## STATED GOAL
Below is the data. Give it again, complete and exact.

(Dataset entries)
- - - - -
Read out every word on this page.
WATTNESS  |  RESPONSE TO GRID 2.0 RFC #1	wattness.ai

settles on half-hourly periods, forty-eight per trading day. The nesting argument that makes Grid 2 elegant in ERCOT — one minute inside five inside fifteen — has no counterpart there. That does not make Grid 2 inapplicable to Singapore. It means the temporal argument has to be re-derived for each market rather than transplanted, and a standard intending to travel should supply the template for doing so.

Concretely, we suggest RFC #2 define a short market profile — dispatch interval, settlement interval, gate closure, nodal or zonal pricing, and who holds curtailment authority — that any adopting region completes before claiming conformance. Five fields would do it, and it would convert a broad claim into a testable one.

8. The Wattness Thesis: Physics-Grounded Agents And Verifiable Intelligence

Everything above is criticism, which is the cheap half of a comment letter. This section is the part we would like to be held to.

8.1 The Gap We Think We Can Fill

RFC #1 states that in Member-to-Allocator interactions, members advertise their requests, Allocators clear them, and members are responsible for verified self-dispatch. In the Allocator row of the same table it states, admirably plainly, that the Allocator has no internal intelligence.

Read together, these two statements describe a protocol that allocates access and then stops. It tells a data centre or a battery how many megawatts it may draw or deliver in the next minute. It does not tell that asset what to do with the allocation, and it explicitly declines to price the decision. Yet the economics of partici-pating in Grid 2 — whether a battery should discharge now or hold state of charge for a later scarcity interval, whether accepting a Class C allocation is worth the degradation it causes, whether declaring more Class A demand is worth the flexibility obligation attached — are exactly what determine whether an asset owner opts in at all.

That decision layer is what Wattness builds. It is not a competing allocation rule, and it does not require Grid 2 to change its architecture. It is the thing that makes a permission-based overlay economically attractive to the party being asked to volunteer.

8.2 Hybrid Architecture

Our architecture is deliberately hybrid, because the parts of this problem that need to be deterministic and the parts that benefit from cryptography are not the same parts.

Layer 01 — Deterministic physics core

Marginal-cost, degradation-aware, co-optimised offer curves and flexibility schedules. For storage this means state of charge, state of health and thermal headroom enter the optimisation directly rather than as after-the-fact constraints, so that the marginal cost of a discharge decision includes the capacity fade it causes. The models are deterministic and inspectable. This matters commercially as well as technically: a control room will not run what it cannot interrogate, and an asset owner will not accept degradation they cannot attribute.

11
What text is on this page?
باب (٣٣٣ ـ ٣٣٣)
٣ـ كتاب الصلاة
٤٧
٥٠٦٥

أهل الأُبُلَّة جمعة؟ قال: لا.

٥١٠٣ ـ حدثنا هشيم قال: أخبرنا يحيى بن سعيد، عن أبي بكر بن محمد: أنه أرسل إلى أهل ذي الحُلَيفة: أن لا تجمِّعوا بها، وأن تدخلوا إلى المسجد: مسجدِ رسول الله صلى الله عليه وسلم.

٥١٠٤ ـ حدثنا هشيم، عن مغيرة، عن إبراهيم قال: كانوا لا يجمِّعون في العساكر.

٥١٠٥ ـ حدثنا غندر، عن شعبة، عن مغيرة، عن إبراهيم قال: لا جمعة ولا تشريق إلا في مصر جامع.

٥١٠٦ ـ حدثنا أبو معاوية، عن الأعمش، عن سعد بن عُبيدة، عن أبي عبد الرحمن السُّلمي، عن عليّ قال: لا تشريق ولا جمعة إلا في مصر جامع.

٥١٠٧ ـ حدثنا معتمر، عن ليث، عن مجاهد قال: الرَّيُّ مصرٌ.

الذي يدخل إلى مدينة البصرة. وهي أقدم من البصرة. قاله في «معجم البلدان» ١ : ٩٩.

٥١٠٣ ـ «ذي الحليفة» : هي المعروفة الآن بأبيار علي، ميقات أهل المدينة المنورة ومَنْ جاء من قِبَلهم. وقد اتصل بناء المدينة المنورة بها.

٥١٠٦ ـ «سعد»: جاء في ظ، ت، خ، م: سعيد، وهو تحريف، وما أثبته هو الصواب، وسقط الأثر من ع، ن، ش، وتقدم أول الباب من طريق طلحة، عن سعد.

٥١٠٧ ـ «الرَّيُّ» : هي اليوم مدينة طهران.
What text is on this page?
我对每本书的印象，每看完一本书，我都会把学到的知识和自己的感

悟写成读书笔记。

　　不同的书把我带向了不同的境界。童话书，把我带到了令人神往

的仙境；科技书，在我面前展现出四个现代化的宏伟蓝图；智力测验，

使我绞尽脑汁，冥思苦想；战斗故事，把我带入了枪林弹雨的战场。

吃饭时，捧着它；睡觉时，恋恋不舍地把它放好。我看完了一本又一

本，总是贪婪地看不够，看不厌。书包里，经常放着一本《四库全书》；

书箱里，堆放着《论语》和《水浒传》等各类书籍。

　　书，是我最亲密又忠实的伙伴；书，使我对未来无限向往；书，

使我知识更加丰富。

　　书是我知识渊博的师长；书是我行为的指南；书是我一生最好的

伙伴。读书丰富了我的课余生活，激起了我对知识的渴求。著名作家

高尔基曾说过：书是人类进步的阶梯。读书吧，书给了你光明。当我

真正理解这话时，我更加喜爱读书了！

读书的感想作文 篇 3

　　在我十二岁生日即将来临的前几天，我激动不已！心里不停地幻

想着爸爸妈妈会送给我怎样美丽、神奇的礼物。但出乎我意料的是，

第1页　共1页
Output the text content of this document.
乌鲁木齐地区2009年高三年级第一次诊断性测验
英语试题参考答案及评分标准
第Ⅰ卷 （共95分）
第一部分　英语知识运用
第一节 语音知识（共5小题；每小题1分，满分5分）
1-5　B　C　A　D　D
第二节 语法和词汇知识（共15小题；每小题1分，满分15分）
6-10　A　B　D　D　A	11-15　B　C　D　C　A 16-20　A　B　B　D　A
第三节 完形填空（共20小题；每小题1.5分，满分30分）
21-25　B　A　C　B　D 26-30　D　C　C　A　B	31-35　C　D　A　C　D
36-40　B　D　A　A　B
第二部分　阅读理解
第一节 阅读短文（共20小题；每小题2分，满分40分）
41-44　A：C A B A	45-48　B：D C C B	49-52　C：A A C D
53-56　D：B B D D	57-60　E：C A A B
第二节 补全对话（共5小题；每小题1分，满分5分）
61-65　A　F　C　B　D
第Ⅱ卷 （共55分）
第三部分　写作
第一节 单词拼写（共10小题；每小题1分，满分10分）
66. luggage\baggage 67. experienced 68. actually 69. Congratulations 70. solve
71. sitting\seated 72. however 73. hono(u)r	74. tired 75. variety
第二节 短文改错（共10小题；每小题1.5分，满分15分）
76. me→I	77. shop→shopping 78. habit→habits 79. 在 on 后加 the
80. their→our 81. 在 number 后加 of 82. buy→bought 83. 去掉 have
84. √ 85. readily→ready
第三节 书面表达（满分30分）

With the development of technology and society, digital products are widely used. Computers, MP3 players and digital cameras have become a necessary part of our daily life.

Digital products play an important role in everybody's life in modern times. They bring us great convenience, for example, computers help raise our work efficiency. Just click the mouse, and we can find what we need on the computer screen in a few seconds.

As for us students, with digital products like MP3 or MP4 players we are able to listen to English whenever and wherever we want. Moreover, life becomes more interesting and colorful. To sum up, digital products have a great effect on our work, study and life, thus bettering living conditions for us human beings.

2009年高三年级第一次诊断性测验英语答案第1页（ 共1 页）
- - - - -
## TASK RESULT
Read out every word on this page.
WATTNESS  |  RESPONSE TO GRID 2.0 RFC #1	wattness.ai

settles on half-hourly periods, forty-eight per trading day. The nesting argument that makes Grid 2 elegant in ERCOT — one minute inside five inside fifteen — has no counterpart there. That does not make Grid 2 inapplicable to Singapore. It means the temporal argument has to be re-derived for each market rather than transplanted, and a standard intending to travel should supply the template for doing so.

Concretely, we suggest RFC #2 define a short market profile — dispatch interval, settlement interval, gate closure, nodal or zonal pricing, and who holds curtailment authority — that any adopting region completes before claiming conformance. Five fields would do it, and it would convert a broad claim into a testable one.

8. The Wattness Thesis: Physics-Grounded Agents And Verifiable Intelligence

Everything above is criticism, which is the cheap half of a comment letter. This section is the part we would like to be held to.

8.1 The Gap We Think We Can Fill

RFC #1 states that in Member-to-Allocator interactions, members advertise their requests, Allocators clear them, and members are responsible for verified self-dispatch. In the Allocator row of the same table it states, admirably plainly, that the Allocator has no internal intelligence.

Read together, these two statements describe a protocol that allocates access and then stops. It tells a data centre or a battery how many megawatts it may draw or deliver in the next minute. It does not tell that asset what to do with the allocation, and it explicitly declines to price the decision. Yet the economics of partici-pating in Grid 2 — whether a battery should discharge now or hold state of charge for a later scarcity interval, whether accepting a Class C allocation is worth the degradation it causes, whether declaring more Class A demand is worth the flexibility obligation attached — are exactly what determine whether an asset owner opts in at all.

That decision layer is what Wattness builds. It is not a competing allocation rule, and it does not require Grid 2 to change its architecture. It is the thing that makes a permission-based overlay economically attractive to the party being asked to volunteer.

8.2 Hybrid Architecture

Our architecture is deliberately hybrid, because the parts of this problem that need to be deterministic and the parts that benefit from cryptography are not the same parts.

Layer 01 — Deterministic physics core

Marginal-cost, degradation-aware, co-optimised offer curves and flexibility schedules. For storage this means state of charge, state of health and thermal headroom enter the optimisation directly rather than as after-the-fact constraints, so that the marginal cost of a discharge decision includes the capacity fade it causes. The models are deterministic and inspectable. This matters commercially as well as technically: a control room will not run what it cannot interrogate, and an asset owner will not accept degradation they cannot attribute.

11
What text is on this page?
باب (٣٣٣ ـ ٣٣٣)
٣ـ كتاب الصلاة
٤٧
٥٠٦٥

أهل الأُبُلَّة جمعة؟ قال: لا.

٥١٠٣ ـ حدثنا هشيم قال: أخبرنا يحيى بن سعيد، عن أبي بكر بن محمد: أنه أرسل إلى أهل ذي الحُلَيفة: أن لا تجمِّعوا بها، وأن تدخلوا إلى المسجد: مسجدِ رسول الله صلى الله عليه وسلم.

٥١٠٤ ـ حدثنا هشيم، عن مغيرة، عن إبراهيم قال: كانوا لا يجمِّعون في العساكر.

٥١٠٥ ـ حدثنا غندر، عن شعبة، عن مغيرة، عن إبراهيم قال: لا جمعة ولا تشريق إلا في مصر جامع.

٥١٠٦ ـ حدثنا أبو معاوية، عن الأعمش، عن سعد بن عُبيدة، عن أبي عبد الرحمن السُّلمي، عن عليّ قال: لا تشريق ولا جمعة إلا في مصر جامع.

٥١٠٧ ـ حدثنا معتمر، عن ليث، عن مجاهد قال: الرَّيُّ مصرٌ.

الذي يدخل إلى مدينة البصرة. وهي أقدم من البصرة. قاله في «معجم البلدان» ١ : ٩٩.

٥١٠٣ ـ «ذي الحليفة» : هي المعروفة الآن بأبيار علي، ميقات أهل المدينة المنورة ومَنْ جاء من قِبَلهم. وقد اتصل بناء المدينة المنورة بها.

٥١٠٦ ـ «سعد»: جاء في ظ، ت، خ، م: سعيد، وهو تحريف، وما أثبته هو الصواب، وسقط الأثر من ع، ن، ش، وتقدم أول الباب من طريق طلحة، عن سعد.

٥١٠٧ ـ «الرَّيُّ» : هي اليوم مدينة طهران.
What text is on this page?
我对每本书的印象，每看完一本书，我都会把学到的知识和自己的感

悟写成读书笔记。

　　不同的书把我带向了不同的境界。童话书，把我带到了令人神往

的仙境；科技书，在我面前展现出四个现代化的宏伟蓝图；智力测验，

使我绞尽脑汁，冥思苦想；战斗故事，把我带入了枪林弹雨的战场。

吃饭时，捧着它；睡觉时，恋恋不舍地把它放好。我看完了一本又一

本，总是贪婪地看不够，看不厌。书包里，经常放着一本《四库全书》；

书箱里，堆放着《论语》和《水浒传》等各类书籍。

　　书，是我最亲密又忠实的伙伴；书，使我对未来无限向往；书，

使我知识更加丰富。

　　书是我知识渊博的师长；书是我行为的指南；书是我一生最好的

伙伴。读书丰富了我的课余生活，激起了我对知识的渴求。著名作家

高尔基曾说过：书是人类进步的阶梯。读书吧，书给了你光明。当我

真正理解这话时，我更加喜爱读书了！

读书的感想作文 篇 3

　　在我十二岁生日即将来临的前几天，我激动不已！心里不停地幻

想着爸爸妈妈会送给我怎样美丽、神奇的礼物。但出乎我意料的是，

第1页　共1页
Output the text content of this document.
乌鲁木齐地区2009年高三年级第一次诊断性测验
英语试题参考答案及评分标准
第Ⅰ卷 （共95分）
第一部分　英语知识运用
第一节 语音知识（共5小题；每小题1分，满分5分）
1-5　B　C　A　D　D
第二节 语法和词汇知识（共15小题；每小题1分，满分15分）
6-10　A　B　D　D　A	11-15　B　C　D　C　A 16-20　A　B　B　D　A
第三节 完形填空（共20小题；每小题1.5分，满分30分）
21-25　B　A　C　B　D 26-30　D　C　C　A　B	31-35　C　D　A　C　D
36-40　B　D　A　A　B
第二部分　阅读理解
第一节 阅读短文（共20小题；每小题2分，满分40分）
41-44　A：C A B A	45-48　B：D C C B	49-52　C：A A C D
53-56　D：B B D D	57-60　E：C A A B
第二节 补全对话（共5小题；每小题1分，满分5分）
61-65　A　F　C　B　D
第Ⅱ卷 （共55分）
第三部分　写作
第一节 单词拼写（共10小题；每小题1分，满分10分）
66. luggage\baggage 67. experienced 68. actually 69. Congratulations 70. solve
71. sitting\seated 72. however 73. hono(u)r	74. tired 75. variety
第二节 短文改错（共10小题；每小题1.5分，满分15分）
76. me→I	77. shop→shopping 78. habit→habits 79. 在 on 后加 the
80. their→our 81. 在 number 后加 of 82. buy→bought 83. 去掉 have
84. √ 85. readily→ready
第三节 书面表达（满分30分）

With the development of technology and society, digital products are widely used. Computers, MP3 players and digital cameras have become a necessary part of our daily life.

Digital products play an important role in everybody's life in modern times. They bring us great convenience, for example, computers help raise our work efficiency. Just click the mouse, and we can find what we need on the computer screen in a few seconds.

As for us students, with digital products like MP3 or MP4 players we are able to listen to English whenever and wherever we want. Moreover, life becomes more interesting and colorful. To sum up, digital products have a great effect on our work, study and life, thus bettering living conditions for us human beings.

2009年高三年级第一次诊断性测验英语答案第1页（ 共1 页）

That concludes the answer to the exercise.